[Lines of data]
'''

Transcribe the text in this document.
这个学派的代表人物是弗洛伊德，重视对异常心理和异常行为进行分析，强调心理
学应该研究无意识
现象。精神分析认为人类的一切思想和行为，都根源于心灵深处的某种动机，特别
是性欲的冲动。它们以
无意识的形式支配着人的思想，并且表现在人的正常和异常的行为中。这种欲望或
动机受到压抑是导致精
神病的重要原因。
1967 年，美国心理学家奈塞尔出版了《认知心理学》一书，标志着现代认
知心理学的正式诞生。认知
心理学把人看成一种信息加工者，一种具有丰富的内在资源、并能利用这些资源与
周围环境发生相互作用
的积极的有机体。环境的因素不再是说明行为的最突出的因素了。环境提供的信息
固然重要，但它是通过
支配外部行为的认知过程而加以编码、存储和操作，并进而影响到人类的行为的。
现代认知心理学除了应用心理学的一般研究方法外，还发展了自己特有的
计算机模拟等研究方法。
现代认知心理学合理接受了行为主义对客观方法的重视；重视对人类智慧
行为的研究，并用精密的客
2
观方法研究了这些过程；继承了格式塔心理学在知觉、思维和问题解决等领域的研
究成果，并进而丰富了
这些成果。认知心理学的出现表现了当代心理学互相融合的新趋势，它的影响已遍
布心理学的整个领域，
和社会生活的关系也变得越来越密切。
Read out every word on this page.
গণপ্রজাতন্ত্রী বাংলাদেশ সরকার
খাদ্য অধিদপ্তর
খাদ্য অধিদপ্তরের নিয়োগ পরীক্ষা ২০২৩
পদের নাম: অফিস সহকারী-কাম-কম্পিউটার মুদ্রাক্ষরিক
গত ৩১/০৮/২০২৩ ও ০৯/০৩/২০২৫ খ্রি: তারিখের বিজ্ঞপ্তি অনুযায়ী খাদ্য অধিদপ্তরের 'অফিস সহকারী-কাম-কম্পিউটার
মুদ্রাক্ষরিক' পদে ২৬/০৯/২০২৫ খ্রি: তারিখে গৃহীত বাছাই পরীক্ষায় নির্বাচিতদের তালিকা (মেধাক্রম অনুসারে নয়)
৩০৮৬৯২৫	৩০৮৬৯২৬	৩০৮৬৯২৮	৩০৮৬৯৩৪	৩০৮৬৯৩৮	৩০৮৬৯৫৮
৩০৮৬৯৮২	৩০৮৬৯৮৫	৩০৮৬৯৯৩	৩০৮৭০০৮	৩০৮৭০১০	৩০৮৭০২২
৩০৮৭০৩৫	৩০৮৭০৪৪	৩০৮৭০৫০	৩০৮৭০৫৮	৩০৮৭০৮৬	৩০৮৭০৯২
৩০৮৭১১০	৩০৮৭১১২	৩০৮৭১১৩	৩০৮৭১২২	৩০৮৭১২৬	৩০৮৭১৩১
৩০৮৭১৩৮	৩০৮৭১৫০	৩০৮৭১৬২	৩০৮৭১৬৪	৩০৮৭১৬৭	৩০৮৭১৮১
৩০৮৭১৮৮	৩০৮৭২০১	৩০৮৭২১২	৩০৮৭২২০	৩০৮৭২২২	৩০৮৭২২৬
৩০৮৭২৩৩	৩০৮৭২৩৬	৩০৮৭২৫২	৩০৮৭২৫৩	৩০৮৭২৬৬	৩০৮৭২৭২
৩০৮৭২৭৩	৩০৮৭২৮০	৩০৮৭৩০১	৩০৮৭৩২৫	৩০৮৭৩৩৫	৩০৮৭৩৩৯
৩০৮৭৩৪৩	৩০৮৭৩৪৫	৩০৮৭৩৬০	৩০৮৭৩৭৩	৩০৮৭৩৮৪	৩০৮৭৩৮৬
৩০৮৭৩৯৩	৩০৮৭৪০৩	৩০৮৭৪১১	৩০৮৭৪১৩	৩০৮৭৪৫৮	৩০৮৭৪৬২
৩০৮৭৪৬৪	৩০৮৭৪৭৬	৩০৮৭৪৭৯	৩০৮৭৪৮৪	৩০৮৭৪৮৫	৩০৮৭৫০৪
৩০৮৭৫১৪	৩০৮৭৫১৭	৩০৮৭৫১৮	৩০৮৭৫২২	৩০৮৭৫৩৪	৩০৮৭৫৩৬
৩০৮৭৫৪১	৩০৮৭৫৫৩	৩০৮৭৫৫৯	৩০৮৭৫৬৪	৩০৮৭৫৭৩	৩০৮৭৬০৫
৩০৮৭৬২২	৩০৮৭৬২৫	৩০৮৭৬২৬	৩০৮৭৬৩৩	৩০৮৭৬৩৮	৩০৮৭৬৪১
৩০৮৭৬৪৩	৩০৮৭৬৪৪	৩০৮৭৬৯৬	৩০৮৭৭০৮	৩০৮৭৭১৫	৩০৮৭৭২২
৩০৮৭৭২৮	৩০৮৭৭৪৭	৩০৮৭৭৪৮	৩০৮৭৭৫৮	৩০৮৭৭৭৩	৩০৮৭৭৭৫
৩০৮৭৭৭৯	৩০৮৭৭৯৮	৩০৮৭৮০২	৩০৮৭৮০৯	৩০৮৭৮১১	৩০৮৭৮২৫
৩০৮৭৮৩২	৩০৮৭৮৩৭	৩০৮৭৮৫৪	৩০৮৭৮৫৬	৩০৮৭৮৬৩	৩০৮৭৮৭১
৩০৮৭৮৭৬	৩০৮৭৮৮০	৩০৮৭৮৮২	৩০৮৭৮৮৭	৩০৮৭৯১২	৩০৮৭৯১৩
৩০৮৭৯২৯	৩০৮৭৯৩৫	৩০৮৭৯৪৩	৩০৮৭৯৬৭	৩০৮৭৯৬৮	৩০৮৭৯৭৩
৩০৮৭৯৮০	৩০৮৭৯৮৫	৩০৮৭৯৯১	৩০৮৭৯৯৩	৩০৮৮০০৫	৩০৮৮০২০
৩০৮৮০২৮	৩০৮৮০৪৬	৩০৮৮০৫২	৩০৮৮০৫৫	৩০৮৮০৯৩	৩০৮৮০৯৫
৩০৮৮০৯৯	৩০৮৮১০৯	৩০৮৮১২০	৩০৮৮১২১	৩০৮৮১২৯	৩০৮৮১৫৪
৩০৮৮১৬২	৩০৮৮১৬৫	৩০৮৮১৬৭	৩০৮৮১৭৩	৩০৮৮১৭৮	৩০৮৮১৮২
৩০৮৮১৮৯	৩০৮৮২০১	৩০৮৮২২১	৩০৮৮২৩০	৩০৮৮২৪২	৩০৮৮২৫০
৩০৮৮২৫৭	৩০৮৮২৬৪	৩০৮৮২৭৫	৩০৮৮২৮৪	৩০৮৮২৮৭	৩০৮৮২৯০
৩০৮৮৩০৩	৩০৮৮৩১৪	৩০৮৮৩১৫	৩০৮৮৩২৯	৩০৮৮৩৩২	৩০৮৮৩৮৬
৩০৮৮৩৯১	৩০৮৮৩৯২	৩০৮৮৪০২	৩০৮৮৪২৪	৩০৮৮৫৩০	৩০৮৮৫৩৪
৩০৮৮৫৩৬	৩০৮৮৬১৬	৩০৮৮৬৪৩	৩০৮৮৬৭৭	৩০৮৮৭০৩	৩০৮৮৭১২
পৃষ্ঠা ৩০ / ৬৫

'''

▶ **Required task**:
Retype the entries exactly, including every line.

▶ **Final result**:
Transcribe the text in this document.
这个学派的代表人物是弗洛伊德，重视对异常心理和异常行为进行分析，强调心理
学应该研究无意识
现象。精神分析认为人类的一切思想和行为，都根源于心灵深处的某种动机，特别
是性欲的冲动。它们以
无意识的形式支配着人的思想，并且表现在人的正常和异常的行为中。这种欲望或
动机受到压抑是导致精
神病的重要原因。
1967 年，美国心理学家奈塞尔出版了《认知心理学》一书，标志着现代认
知心理学的正式诞生。认知
心理学把人看成一种信息加工者，一种具有丰富的内在资源、并能利用这些资源与
周围环境发生相互作用
的积极的有机体。环境的因素不再是说明行为的最突出的因素了。环境提供的信息
固然重要，但它是通过
支配外部行为的认知过程而加以编码、存储和操作，并进而影响到人类的行为的。
现代认知心理学除了应用心理学的一般研究方法外，还发展了自己特有的
计算机模拟等研究方法。
现代认知心理学合理接受了行为主义对客观方法的重视；重视对人类智慧
行为的研究，并用精密的客
2
观方法研究了这些过程；继承了格式塔心理学在知觉、思维和问题解决等领域的研
究成果，并进而丰富了
这些成果。认知心理学的出现表现了当代心理学互相融合的新趋势，它的影响已遍
布心理学的整个领域，
和社会生活的关系也变得越来越密切。
Read out every word on this page.
গণপ্রজাতন্ত্রী বাংলাদেশ সরকার
খাদ্য অধিদপ্তর
খাদ্য অধিদপ্তরের নিয়োগ পরীক্ষা ২০২৩
পদের নাম: অফিস সহকারী-কাম-কম্পিউটার মুদ্রাক্ষরিক
গত ৩১/০৮/২০২৩ ও ০৯/০৩/২০২৫ খ্রি: তারিখের বিজ্ঞপ্তি অনুযায়ী খাদ্য অধিদপ্তরের 'অফিস সহকারী-কাম-কম্পিউটার
মুদ্রাক্ষরিক' পদে ২৬/০৯/২০২৫ খ্রি: তারিখে গৃহীত বাছাই পরীক্ষায় নির্বাচিতদের তালিকা (মেধাক্রম অনুসারে নয়)
৩০৮৬৯২৫	৩০৮৬৯২৬	৩০৮৬৯২৮	৩০৮৬৯৩৪	৩০৮৬৯৩৮	৩০৮৬৯৫৮
৩০৮৬৯৮২	৩০৮৬৯৮৫	৩০৮৬৯৯৩	৩০৮৭০০৮	৩০৮৭০১০	৩০৮৭০২২
৩০৮৭০৩৫	৩০৮৭০৪৪	৩০৮৭০৫০	৩০৮৭০৫৮	৩০৮৭০৮৬	৩০৮৭০৯২
৩০৮৭১১০	৩০৮৭১১২	৩০৮৭১১৩	৩০৮৭১২২	৩০৮৭১২৬	৩০৮৭১৩১
৩০৮৭১৩৮	৩০৮৭১৫০	৩০৮৭১৬২	৩০৮৭১৬৪	৩০৮৭১৬৭	৩০৮৭১৮১
৩০৮৭১৮৮	৩০৮৭২০১	৩০৮৭২১২	৩০৮৭২২০	৩০৮৭২২২	৩০৮৭২২৬
৩০৮৭২৩৩	৩০৮৭২৩৬	৩০৮৭২৫২	৩০৮৭২৫৩	৩০৮৭২৬৬	৩০৮৭২৭২
৩০৮৭২৭৩	৩০৮৭২৮০	৩০৮৭৩০১	৩০৮৭৩২৫	৩০৮৭৩৩৫	৩০৮৭৩৩৯
৩০৮৭৩৪৩	৩০৮৭৩৪৫	৩০৮৭৩৬০	৩০৮৭৩৭৩	৩০৮৭৩৮৪	৩০৮৭৩৮৬
৩০৮৭৩৯৩	৩০৮৭৪০৩	৩০৮৭৪১১	৩০৮৭৪১৩	৩০৮৭৪৫৮	৩০৮৭৪৬২
৩০৮৭৪৬৪	৩০৮৭৪৭৬	৩০৮৭৪৭৯	৩০৮৭৪৮৪	৩০৮৭৪৮৫	৩০৮৭৫০৪
৩০৮৭৫১৪	৩০৮৭৫১৭	৩০৮৭৫১৮	৩০৮৭৫২২	৩০৮৭৫৩৪	৩০৮৭৫৩৬
৩০৮৭৫৪১	৩০৮৭৫৫৩	৩০৮৭৫৫৯	৩০৮৭৫৬৪	৩০৮৭৫৭৩	৩০৮৭৬০৫
৩০৮৭৬২২	৩০৮৭৬২৫	৩০৮৭৬২৬	৩০৮৭৬৩৩	৩০৮৭৬৩৮	৩০৮৭৬৪১
৩০৮৭৬৪৩	৩০৮৭৬৪৪	৩০৮৭৬৯৬	৩০৮৭৭০৮	৩০৮৭৭১৫	৩০৮৭৭২২
৩০৮৭৭২৮	৩০৮৭৭৪৭	৩০৮৭৭৪৮	৩০৮৭৭৫৮	৩০৮৭৭৭৩	৩০৮৭৭৭৫
৩০৮৭৭৭৯	৩০৮৭৭৯৮	৩০৮৭৮০২	৩০৮৭৮০৯	৩০৮৭৮১১	৩০৮৭৮২৫
৩০৮৭৮৩২	৩০৮৭৮৩৭	৩০৮৭৮৫৪	৩০৮৭৮৫৬	৩০৮৭৮৬৩	৩০৮৭৮৭১
৩০৮৭৮৭৬	৩০৮৭৮৮০	৩০৮৭৮৮২	৩০৮৭৮৮৭	৩০৮৭৯১২	৩০৮৭৯১৩
৩০৮৭৯২৯	৩০৮৭৯৩৫	৩০৮৭৯৪৩	৩০৮৭৯৬৭	৩০৮৭৯৬৮	৩০৮৭৯৭৩
৩০৮৭৯৮০	৩০৮৭৯৮৫	৩০৮৭৯৯১	৩০৮৭৯৯৩	৩০৮৮০০৫	৩০৮৮০২০
৩০৮৮০২৮	৩০৮৮০৪৬	৩০৮৮০৫২	৩০৮৮০৫৫	৩০৮৮০৯৩	৩০৮৮০৯৫
৩০৮৮০৯৯	৩০৮৮১০৯	৩০৮৮১২০	৩০৮৮১২১	৩০৮৮১২৯	৩০৮৮১৫৪
৩০৮৮১৬২	৩০৮৮১৬৫	৩০৮৮১৬৭	৩০৮৮১৭৩	৩০৮৮১৭৮	৩০৮৮১৮২
৩০৮৮১৮৯	৩০৮৮২০১	৩০৮৮২২১	৩০৮৮২৩০	৩০৮৮২৪২	৩০৮৮২৫০
৩০৮৮২৫৭	৩০৮৮২৬৪	৩০৮৮২৭৫	৩০৮৮২৮৪	৩০৮৮২৮৭	৩০৮৮২৯০
৩০৮৮৩০৩	৩০৮৮৩১৪	৩০৮৮৩১৫	৩০৮৮৩২৯	৩০৮৮৩৩২	৩০৮৮৩৮৬
৩০৮৮৩৯১	৩০৮৮৩৯২	৩০৮৮৪০২	৩০৮৮৪২৪	৩০৮৮৫৩০	৩০৮৮৫৩৪
৩০৮৮৫৩৬	৩০৮৮৬১৬	৩০৮৮৬৪৩	৩০৮৮৬৭৭	৩০৮৮৭০৩	৩০৮৮৭১২
পৃষ্ঠা ৩০ / ৬৫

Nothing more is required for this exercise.